▶ [GOAL] Report how many lines contain the word "CITTADINANZA", with no other text.

▶ [EXCERPTED RECORDS]
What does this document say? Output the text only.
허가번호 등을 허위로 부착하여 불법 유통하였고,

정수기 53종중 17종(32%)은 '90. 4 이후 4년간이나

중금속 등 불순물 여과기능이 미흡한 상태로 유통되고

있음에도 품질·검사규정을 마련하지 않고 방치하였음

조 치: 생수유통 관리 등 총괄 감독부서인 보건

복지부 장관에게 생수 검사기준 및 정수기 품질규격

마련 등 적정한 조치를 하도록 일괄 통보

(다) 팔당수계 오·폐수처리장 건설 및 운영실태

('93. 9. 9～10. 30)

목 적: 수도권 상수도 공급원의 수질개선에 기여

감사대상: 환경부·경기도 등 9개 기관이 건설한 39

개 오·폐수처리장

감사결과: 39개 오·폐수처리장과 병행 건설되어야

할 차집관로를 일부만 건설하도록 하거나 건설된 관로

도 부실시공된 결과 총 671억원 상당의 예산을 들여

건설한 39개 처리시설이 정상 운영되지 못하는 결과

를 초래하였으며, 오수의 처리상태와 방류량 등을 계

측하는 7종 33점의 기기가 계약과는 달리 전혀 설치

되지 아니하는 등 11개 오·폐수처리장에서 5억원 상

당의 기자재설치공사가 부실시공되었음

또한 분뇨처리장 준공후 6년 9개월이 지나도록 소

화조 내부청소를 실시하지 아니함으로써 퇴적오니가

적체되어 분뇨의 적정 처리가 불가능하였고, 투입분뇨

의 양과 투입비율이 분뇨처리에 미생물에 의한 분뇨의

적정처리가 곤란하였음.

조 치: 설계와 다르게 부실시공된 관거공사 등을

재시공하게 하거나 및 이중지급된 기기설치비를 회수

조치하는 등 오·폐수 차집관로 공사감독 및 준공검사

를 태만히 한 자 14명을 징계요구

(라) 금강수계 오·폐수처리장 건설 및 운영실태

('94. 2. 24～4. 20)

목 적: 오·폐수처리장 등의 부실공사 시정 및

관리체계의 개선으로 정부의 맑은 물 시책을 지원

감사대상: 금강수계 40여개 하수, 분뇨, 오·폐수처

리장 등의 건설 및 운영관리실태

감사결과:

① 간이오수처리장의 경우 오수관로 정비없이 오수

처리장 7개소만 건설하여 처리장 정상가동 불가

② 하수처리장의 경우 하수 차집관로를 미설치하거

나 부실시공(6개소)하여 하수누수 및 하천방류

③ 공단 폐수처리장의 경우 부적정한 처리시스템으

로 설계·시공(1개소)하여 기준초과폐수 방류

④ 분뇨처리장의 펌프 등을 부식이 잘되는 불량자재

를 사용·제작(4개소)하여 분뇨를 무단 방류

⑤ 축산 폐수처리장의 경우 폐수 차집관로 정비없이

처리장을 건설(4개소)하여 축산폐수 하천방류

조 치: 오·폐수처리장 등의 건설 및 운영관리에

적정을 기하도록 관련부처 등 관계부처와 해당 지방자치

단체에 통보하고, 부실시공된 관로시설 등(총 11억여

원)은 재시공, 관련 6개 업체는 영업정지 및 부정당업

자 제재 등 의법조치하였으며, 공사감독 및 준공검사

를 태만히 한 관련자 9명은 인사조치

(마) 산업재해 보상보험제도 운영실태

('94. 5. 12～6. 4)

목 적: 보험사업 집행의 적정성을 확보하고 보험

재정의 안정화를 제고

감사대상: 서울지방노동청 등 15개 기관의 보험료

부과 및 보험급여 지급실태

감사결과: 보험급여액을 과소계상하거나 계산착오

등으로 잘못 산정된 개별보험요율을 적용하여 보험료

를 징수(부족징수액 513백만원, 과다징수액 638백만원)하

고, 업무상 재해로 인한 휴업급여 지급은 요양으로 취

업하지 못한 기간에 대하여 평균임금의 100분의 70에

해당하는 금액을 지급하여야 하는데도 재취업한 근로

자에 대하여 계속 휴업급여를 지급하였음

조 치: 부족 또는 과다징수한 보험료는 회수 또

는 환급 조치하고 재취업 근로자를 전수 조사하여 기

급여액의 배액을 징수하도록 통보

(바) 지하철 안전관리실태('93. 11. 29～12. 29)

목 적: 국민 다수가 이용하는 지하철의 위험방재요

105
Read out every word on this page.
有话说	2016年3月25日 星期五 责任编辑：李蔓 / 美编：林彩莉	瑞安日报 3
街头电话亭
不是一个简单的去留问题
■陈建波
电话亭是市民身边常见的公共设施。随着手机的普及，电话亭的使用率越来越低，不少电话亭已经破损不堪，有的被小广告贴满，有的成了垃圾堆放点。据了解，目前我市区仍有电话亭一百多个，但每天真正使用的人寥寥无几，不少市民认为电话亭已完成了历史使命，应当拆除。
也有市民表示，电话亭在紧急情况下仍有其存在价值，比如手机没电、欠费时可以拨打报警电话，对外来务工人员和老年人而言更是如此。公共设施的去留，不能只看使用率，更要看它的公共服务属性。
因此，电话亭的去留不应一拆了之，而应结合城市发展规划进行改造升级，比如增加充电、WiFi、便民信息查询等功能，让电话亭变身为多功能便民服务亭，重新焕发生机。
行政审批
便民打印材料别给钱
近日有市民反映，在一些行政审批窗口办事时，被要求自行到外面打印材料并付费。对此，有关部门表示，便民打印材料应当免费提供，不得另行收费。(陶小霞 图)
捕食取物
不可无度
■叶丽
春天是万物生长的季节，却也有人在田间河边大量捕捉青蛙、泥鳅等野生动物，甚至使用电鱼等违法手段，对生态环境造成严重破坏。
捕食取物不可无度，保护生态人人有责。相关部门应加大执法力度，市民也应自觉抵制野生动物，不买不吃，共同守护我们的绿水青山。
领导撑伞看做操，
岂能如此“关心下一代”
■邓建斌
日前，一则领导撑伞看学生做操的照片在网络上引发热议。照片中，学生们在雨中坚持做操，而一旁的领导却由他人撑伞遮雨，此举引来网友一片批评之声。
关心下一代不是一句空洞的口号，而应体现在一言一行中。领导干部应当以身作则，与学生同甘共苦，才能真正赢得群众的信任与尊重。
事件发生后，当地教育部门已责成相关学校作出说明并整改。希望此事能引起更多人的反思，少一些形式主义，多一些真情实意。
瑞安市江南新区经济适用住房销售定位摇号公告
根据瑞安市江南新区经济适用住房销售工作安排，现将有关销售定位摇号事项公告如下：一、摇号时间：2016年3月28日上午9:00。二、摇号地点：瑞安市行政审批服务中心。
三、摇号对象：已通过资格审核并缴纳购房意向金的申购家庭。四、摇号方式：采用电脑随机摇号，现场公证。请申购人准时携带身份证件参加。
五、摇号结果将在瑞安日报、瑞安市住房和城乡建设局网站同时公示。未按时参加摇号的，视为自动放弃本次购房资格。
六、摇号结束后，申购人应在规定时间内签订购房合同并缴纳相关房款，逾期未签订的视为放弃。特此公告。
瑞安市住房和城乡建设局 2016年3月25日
...
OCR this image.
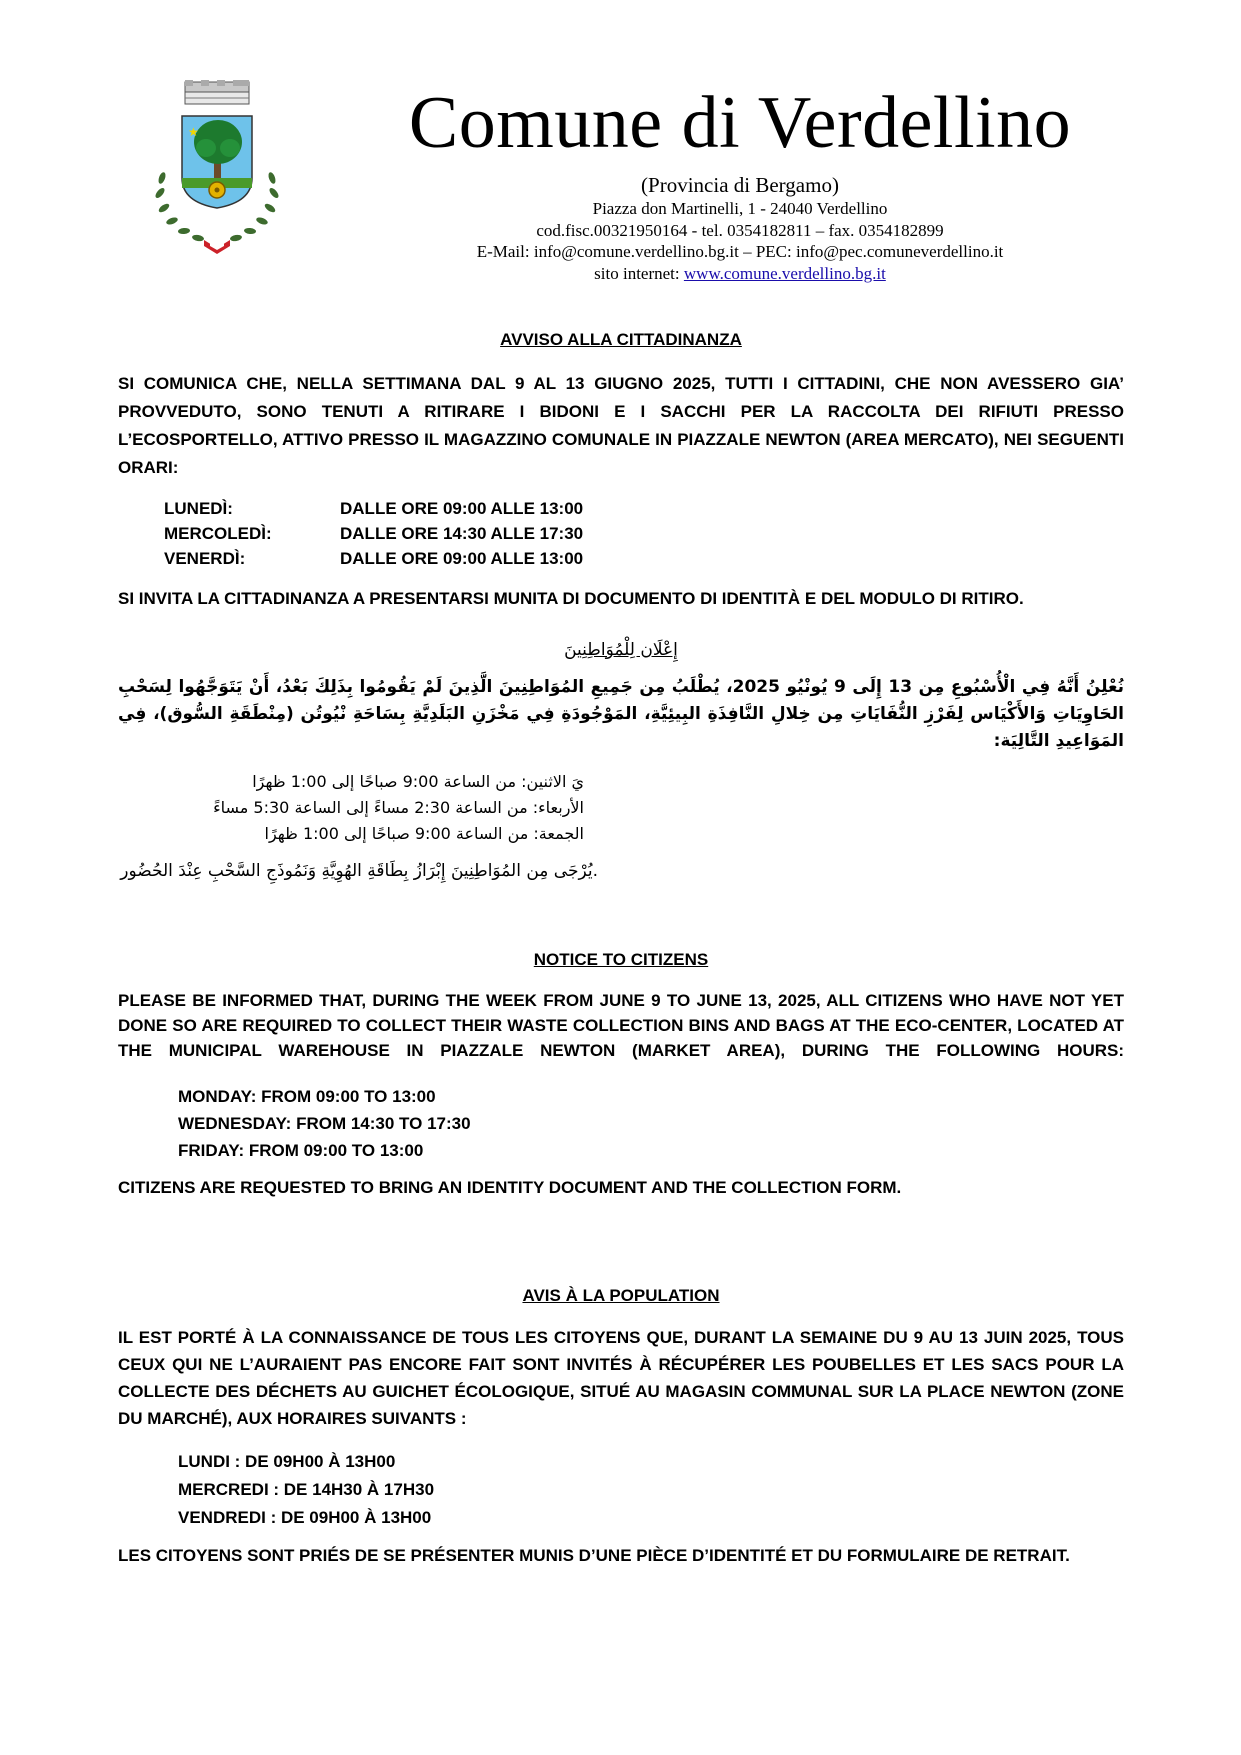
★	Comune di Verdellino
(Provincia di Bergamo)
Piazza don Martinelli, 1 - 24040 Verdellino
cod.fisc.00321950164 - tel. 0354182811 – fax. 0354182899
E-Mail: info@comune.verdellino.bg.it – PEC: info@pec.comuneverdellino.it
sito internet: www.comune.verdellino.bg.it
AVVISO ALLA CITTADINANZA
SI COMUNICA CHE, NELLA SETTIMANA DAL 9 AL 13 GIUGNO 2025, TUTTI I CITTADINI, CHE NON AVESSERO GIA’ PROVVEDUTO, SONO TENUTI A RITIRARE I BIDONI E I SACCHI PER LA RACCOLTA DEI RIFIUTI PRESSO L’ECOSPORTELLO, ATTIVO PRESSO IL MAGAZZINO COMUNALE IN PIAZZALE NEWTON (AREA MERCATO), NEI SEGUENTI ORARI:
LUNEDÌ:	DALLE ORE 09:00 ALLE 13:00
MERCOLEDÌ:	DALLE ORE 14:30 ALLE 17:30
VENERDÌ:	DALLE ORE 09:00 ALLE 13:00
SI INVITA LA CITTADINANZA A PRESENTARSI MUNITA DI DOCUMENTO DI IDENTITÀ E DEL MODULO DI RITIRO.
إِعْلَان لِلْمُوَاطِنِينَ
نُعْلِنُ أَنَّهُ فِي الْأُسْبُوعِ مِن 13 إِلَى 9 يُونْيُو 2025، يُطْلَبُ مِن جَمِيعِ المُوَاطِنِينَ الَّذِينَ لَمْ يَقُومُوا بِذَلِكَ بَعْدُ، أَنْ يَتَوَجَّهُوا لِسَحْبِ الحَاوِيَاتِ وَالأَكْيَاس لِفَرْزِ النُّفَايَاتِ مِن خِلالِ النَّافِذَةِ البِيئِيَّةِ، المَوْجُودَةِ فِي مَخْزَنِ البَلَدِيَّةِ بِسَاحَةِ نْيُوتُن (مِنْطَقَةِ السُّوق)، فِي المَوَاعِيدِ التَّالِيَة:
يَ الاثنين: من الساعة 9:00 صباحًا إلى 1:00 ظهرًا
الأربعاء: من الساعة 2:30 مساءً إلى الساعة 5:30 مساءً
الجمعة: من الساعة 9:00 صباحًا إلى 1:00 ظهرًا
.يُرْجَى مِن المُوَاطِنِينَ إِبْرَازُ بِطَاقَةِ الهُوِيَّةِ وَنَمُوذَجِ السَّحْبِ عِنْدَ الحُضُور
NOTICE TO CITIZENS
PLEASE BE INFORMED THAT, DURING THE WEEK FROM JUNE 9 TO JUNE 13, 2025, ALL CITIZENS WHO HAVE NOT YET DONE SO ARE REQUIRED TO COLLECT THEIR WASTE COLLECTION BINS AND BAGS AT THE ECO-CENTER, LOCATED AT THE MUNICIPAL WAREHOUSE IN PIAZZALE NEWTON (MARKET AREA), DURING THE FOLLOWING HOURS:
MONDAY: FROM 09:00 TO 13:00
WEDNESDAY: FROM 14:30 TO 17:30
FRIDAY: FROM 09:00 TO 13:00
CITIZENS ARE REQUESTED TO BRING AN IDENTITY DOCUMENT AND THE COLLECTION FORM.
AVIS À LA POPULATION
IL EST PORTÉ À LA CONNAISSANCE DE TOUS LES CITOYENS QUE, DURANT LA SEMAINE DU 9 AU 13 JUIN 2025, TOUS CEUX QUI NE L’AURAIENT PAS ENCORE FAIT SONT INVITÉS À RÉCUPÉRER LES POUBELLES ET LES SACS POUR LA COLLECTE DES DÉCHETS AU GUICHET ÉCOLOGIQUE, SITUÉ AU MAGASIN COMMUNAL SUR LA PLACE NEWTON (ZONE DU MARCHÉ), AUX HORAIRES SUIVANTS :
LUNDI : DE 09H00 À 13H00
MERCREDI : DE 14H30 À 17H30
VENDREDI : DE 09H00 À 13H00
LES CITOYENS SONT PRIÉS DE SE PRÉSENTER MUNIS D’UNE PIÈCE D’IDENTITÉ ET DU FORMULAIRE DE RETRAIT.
...
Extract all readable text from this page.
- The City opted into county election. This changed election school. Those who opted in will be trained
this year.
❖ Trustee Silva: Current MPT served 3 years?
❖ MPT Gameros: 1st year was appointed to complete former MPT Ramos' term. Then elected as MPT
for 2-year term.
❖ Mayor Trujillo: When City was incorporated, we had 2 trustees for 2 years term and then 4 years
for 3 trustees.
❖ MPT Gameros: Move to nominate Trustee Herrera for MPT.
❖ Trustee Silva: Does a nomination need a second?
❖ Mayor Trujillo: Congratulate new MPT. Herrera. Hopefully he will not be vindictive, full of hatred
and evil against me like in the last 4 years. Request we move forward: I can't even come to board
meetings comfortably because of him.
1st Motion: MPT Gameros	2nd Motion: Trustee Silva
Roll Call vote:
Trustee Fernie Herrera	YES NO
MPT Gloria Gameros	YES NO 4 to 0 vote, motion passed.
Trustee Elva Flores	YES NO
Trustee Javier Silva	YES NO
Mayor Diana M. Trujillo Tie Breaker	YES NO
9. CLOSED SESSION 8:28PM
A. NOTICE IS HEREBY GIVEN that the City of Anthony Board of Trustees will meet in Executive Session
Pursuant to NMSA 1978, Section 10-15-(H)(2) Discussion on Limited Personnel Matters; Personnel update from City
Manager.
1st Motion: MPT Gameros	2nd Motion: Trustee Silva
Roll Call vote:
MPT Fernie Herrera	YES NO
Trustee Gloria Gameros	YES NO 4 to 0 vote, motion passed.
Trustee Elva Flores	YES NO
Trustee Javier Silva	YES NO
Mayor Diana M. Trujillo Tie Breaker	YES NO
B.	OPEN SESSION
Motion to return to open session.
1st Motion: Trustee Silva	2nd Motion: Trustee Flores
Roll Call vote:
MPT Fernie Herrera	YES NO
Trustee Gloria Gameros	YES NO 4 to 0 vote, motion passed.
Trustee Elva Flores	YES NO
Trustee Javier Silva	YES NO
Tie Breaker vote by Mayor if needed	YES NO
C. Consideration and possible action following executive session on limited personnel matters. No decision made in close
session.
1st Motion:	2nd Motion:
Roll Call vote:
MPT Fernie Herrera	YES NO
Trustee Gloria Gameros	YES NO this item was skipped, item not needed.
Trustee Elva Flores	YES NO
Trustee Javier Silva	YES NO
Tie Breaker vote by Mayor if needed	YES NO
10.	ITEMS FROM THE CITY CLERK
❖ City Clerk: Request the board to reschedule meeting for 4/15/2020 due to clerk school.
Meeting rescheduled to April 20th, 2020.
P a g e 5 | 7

▶ [FINAL RESULT] 2